■ TEXT FOR ANALYSIS
□ □ □ □ □ □ □

Of defaults and bad ideas

Since CloudFlare has taken over 1.1.1.1 and 1.0.0.1, they have started pulling back the curtain on some really ugly default settings.  From router configs with hardcoded ips to really bad documentation not using the RFC5737 IPs, it’s apparent that companies great and small are bad users of the internet.

To help fight that, please use only your allocated space (either from your RIR or ISP), and for generic documentation use the correct IP space.  1.1.1.1, 2.2.2.2, and 3.3.3.3 are all valid IPs, and it’s very unlikely that you own them.

For documentation, please use the following subnets (RFC5737 and RFC3849):

  • 192.0.2.0/24
  • 198.51.100.0/24
  • 203.0.113.0/24
  • 2001:DB8::/32

In the same vein, for documentation, please use the following domains (RFC2606):

  • example.com
  • example.net
  • example.org

For internal networks, please use the following IPs if you absolutely must because NAT is awful (RFC1918 and RFC4193:

  • 10.0.0.0/8
  • 172.16.0.0/12
  • 192.168.0.0/16
  • fd00::/8

For internal domains, just buy a domain, they’re cheap, and .local, .dev, et al break things in unforseen ways. I recommend NameCheap as a registrar, because they stood against SOPA and PIPA when other reigstrars wouldn’t.

□ □ □ □ □ □ □

■ INFORMATION GIVEN
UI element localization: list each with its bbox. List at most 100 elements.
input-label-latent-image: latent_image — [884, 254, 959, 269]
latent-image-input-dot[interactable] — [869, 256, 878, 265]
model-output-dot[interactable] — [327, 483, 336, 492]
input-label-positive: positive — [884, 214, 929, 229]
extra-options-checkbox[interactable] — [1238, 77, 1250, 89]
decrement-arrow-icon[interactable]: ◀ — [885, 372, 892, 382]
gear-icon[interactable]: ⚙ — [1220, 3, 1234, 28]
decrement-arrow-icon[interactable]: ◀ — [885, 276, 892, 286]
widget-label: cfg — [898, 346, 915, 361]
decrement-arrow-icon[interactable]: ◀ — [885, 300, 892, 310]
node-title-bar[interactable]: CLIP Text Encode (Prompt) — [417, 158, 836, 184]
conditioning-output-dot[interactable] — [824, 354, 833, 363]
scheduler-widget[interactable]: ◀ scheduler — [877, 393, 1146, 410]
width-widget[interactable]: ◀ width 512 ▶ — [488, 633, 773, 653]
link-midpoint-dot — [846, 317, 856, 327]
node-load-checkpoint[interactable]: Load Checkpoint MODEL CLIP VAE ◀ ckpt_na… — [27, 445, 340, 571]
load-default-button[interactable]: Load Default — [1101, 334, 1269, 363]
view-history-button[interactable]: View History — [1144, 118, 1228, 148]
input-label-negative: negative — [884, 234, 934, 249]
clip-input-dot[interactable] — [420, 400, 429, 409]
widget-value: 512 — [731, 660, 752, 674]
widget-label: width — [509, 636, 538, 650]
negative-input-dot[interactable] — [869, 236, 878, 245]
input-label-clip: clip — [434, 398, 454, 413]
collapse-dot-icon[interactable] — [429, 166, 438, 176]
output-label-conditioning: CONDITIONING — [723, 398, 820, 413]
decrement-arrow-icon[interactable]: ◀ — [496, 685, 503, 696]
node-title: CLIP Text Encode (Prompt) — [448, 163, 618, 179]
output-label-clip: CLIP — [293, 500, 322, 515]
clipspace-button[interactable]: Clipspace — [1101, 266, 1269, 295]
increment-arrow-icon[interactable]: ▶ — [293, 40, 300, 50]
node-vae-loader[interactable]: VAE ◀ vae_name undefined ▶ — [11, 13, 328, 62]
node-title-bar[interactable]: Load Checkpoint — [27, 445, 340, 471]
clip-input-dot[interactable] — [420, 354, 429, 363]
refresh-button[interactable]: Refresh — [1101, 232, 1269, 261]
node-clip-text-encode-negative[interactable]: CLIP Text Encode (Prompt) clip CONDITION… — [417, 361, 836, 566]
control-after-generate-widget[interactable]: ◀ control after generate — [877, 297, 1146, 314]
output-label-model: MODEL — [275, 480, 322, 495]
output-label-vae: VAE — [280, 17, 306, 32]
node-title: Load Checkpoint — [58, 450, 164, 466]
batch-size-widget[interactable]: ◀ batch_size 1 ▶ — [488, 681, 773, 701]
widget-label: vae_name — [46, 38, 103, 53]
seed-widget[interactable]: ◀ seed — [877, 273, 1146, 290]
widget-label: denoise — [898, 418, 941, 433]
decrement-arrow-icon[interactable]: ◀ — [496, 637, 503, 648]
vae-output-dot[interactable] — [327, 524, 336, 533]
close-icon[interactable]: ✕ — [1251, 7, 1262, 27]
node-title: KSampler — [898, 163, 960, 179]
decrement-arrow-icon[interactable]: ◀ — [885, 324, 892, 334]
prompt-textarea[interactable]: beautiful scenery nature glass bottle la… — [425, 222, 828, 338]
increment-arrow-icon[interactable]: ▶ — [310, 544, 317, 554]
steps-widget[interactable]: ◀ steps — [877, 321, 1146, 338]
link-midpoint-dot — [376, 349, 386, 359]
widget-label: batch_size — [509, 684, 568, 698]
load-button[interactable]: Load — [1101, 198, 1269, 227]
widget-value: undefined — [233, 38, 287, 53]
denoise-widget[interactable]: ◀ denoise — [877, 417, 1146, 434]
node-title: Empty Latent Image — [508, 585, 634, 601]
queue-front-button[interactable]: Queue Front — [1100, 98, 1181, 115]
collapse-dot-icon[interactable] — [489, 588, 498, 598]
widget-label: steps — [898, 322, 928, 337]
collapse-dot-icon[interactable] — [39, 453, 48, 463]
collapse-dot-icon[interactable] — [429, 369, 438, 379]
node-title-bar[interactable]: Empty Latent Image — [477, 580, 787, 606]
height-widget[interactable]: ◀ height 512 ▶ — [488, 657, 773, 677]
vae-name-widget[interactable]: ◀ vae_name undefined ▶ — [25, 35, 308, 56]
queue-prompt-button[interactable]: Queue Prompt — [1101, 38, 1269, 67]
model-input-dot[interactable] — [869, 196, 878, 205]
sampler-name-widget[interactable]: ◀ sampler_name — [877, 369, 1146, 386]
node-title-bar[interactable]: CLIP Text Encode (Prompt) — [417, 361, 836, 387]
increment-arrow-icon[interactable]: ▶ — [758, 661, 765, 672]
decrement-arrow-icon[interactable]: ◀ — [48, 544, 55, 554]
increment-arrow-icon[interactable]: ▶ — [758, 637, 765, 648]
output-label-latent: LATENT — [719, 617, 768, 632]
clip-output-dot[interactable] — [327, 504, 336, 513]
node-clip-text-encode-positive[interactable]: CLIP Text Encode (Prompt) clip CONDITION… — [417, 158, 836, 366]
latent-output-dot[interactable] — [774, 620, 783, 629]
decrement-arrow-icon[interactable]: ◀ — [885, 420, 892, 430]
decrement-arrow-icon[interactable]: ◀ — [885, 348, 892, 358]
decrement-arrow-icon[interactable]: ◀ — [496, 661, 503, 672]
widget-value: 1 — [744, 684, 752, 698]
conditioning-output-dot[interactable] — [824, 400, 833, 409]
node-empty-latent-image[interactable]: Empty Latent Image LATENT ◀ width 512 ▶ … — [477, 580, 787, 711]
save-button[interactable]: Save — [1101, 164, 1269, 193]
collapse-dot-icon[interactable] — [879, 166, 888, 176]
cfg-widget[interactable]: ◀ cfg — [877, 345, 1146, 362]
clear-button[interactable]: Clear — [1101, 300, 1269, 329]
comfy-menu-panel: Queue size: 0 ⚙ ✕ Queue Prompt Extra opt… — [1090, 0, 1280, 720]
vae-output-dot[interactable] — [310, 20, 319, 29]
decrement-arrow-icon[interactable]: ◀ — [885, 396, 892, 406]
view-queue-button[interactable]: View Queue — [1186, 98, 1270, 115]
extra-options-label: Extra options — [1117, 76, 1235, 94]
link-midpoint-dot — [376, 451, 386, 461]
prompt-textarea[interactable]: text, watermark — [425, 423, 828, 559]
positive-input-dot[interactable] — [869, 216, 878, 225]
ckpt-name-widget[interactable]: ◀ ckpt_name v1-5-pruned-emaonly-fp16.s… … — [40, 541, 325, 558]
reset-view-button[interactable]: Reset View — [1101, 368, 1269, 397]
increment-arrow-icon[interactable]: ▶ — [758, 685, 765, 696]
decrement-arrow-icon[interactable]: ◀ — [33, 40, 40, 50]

□ □ □ □ □ □ □

■ WHAT TO WORK ON
Rename "CloudFlare" to "Cloudflare" in the post on default IP settings, and give everything from "Since CloudFlare has" down to "you own them." with that change.

■ EXERCISE SOLUTION
Since Cloudflare has taken over 1.1.1.1 and 1.0.0.1, they have started pulling back the curtain on some really ugly default settings.  From router configs with hardcoded ips to really bad documentation not using the RFC5737 IPs, it’s apparent that companies great and small are bad users of the internet.

To help fight that, please use only your allocated space (either from your RIR or ISP), and for generic documentation use the correct IP space.  1.1.1.1, 2.2.2.2, and 3.3.3.3 are all valid IPs, and it’s very unlikely that you own them.